───── Dataset entries

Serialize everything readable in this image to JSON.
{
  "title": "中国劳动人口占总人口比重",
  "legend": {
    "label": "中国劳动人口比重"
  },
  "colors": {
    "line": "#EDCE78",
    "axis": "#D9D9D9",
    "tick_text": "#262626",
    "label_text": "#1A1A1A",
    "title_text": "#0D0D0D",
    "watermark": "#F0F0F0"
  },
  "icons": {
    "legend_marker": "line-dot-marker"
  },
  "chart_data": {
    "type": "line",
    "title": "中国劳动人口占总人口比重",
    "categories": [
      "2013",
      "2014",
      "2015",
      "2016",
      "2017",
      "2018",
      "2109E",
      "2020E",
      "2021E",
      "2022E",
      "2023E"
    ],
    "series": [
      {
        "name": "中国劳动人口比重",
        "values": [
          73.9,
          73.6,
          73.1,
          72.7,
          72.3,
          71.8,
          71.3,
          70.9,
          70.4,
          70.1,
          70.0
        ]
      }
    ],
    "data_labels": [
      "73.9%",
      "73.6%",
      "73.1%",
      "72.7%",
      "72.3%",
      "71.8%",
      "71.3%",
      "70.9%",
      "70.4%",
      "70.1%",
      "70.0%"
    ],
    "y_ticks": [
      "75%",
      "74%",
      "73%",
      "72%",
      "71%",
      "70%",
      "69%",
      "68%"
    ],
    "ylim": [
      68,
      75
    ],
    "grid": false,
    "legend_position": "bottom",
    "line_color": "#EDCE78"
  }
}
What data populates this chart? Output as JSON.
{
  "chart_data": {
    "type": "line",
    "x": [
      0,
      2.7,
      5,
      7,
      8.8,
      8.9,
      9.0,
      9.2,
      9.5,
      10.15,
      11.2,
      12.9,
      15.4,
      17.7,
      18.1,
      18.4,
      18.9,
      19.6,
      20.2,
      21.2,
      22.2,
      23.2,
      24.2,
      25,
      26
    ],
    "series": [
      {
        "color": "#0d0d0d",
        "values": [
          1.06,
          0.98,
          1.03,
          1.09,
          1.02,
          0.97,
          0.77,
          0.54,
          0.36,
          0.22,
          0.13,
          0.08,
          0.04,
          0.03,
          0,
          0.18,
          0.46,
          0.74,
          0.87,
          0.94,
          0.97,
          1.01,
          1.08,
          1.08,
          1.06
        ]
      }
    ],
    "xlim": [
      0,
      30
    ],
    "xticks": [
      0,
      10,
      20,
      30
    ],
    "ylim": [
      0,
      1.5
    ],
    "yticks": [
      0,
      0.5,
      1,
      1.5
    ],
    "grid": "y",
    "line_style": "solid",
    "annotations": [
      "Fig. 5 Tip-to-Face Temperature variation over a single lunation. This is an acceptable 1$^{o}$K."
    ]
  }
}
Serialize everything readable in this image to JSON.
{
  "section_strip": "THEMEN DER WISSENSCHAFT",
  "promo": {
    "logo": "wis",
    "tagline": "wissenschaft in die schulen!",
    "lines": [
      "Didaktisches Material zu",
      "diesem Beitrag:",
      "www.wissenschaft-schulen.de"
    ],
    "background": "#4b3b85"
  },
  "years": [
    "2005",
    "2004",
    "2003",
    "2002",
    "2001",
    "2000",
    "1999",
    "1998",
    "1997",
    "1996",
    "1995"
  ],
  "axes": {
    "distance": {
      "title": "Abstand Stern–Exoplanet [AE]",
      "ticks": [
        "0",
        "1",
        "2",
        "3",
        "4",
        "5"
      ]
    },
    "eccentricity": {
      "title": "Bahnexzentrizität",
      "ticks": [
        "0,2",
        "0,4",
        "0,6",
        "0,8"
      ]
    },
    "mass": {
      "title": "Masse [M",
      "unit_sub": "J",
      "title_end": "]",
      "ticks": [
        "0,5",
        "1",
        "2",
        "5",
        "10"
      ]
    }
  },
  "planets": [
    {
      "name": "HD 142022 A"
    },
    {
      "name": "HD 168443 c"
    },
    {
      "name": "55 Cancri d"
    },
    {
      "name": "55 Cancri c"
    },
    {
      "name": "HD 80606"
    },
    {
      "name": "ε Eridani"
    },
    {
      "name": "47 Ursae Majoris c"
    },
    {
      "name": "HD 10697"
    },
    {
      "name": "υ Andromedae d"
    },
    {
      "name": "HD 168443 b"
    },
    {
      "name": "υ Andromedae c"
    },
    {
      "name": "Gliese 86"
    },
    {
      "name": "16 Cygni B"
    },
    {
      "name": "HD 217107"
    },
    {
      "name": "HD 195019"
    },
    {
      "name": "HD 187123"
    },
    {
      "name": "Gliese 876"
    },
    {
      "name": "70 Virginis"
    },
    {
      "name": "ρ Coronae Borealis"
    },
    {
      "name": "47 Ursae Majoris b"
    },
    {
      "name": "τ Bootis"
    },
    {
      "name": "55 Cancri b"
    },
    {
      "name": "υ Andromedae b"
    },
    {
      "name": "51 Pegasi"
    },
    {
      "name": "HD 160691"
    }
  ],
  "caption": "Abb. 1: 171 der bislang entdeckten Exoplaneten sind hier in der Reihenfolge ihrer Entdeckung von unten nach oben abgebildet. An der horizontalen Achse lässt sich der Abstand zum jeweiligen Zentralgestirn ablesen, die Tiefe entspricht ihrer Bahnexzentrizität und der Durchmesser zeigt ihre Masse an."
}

──────────

- [Set exercise]:
From the listing above, reproduce all the lines exactly.

- [Result]:
Serialize everything readable in this image to JSON.
{
  "title": "中国劳动人口占总人口比重",
  "legend": {
    "label": "中国劳动人口比重"
  },
  "colors": {
    "line": "#EDCE78",
    "axis": "#D9D9D9",
    "tick_text": "#262626",
    "label_text": "#1A1A1A",
    "title_text": "#0D0D0D",
    "watermark": "#F0F0F0"
  },
  "icons": {
    "legend_marker": "line-dot-marker"
  },
  "chart_data": {
    "type": "line",
    "title": "中国劳动人口占总人口比重",
    "categories": [
      "2013",
      "2014",
      "2015",
      "2016",
      "2017",
      "2018",
      "2109E",
      "2020E",
      "2021E",
      "2022E",
      "2023E"
    ],
    "series": [
      {
        "name": "中国劳动人口比重",
        "values": [
          73.9,
          73.6,
          73.1,
          72.7,
          72.3,
          71.8,
          71.3,
          70.9,
          70.4,
          70.1,
          70.0
        ]
      }
    ],
    "data_labels": [
      "73.9%",
      "73.6%",
      "73.1%",
      "72.7%",
      "72.3%",
      "71.8%",
      "71.3%",
      "70.9%",
      "70.4%",
      "70.1%",
      "70.0%"
    ],
    "y_ticks": [
      "75%",
      "74%",
      "73%",
      "72%",
      "71%",
      "70%",
      "69%",
      "68%"
    ],
    "ylim": [
      68,
      75
    ],
    "grid": false,
    "legend_position": "bottom",
    "line_color": "#EDCE78"
  }
}
What data populates this chart? Output as JSON.
{
  "chart_data": {
    "type": "line",
    "x": [
      0,
      2.7,
      5,
      7,
      8.8,
      8.9,
      9.0,
      9.2,
      9.5,
      10.15,
      11.2,
      12.9,
      15.4,
      17.7,
      18.1,
      18.4,
      18.9,
      19.6,
      20.2,
      21.2,
      22.2,
      23.2,
      24.2,
      25,
      26
    ],
    "series": [
      {
        "color": "#0d0d0d",
        "values": [
          1.06,
          0.98,
          1.03,
          1.09,
          1.02,
          0.97,
          0.77,
          0.54,
          0.36,
          0.22,
          0.13,
          0.08,
          0.04,
          0.03,
          0,
          0.18,
          0.46,
          0.74,
          0.87,
          0.94,
          0.97,
          1.01,
          1.08,
          1.08,
          1.06
        ]
      }
    ],
    "xlim": [
      0,
      30
    ],
    "xticks": [
      0,
      10,
      20,
      30
    ],
    "ylim": [
      0,
      1.5
    ],
    "yticks": [
      0,
      0.5,
      1,
      1.5
    ],
    "grid": "y",
    "line_style": "solid",
    "annotations": [
      "Fig. 5 Tip-to-Face Temperature variation over a single lunation. This is an acceptable 1$^{o}$K."
    ]
  }
}
Serialize everything readable in this image to JSON.
{
  "section_strip": "THEMEN DER WISSENSCHAFT",
  "promo": {
    "logo": "wis",
    "tagline": "wissenschaft in die schulen!",
    "lines": [
      "Didaktisches Material zu",
      "diesem Beitrag:",
      "www.wissenschaft-schulen.de"
    ],
    "background": "#4b3b85"
  },
  "years": [
    "2005",
    "2004",
    "2003",
    "2002",
    "2001",
    "2000",
    "1999",
    "1998",
    "1997",
    "1996",
    "1995"
  ],
  "axes": {
    "distance": {
      "title": "Abstand Stern–Exoplanet [AE]",
      "ticks": [
        "0",
        "1",
        "2",
        "3",
        "4",
        "5"
      ]
    },
    "eccentricity": {
      "title": "Bahnexzentrizität",
      "ticks": [
        "0,2",
        "0,4",
        "0,6",
        "0,8"
      ]
    },
    "mass": {
      "title": "Masse [M",
      "unit_sub": "J",
      "title_end": "]",
      "ticks": [
        "0,5",
        "1",
        "2",
        "5",
        "10"
      ]
    }
  },
  "planets": [
    {
      "name": "HD 142022 A"
    },
    {
      "name": "HD 168443 c"
    },
    {
      "name": "55 Cancri d"
    },
    {
      "name": "55 Cancri c"
    },
    {
      "name": "HD 80606"
    },
    {
      "name": "ε Eridani"
    },
    {
      "name": "47 Ursae Majoris c"
    },
    {
      "name": "HD 10697"
    },
    {
      "name": "υ Andromedae d"
    },
    {
      "name": "HD 168443 b"
    },
    {
      "name": "υ Andromedae c"
    },
    {
      "name": "Gliese 86"
    },
    {
      "name": "16 Cygni B"
    },
    {
      "name": "HD 217107"
    },
    {
      "name": "HD 195019"
    },
    {
      "name": "HD 187123"
    },
    {
      "name": "Gliese 876"
    },
    {
      "name": "70 Virginis"
    },
    {
      "name": "ρ Coronae Borealis"
    },
    {
      "name": "47 Ursae Majoris b"
    },
    {
      "name": "τ Bootis"
    },
    {
      "name": "55 Cancri b"
    },
    {
      "name": "υ Andromedae b"
    },
    {
      "name": "51 Pegasi"
    },
    {
      "name": "HD 160691"
    }
  ],
  "caption": "Abb. 1: 171 der bislang entdeckten Exoplaneten sind hier in der Reihenfolge ihrer Entdeckung von unten nach oben abgebildet. An der horizontalen Achse lässt sich der Abstand zum jeweiligen Zentralgestirn ablesen, die Tiefe entspricht ihrer Bahnexzentrizität und der Durchmesser zeigt ihre Masse an."
}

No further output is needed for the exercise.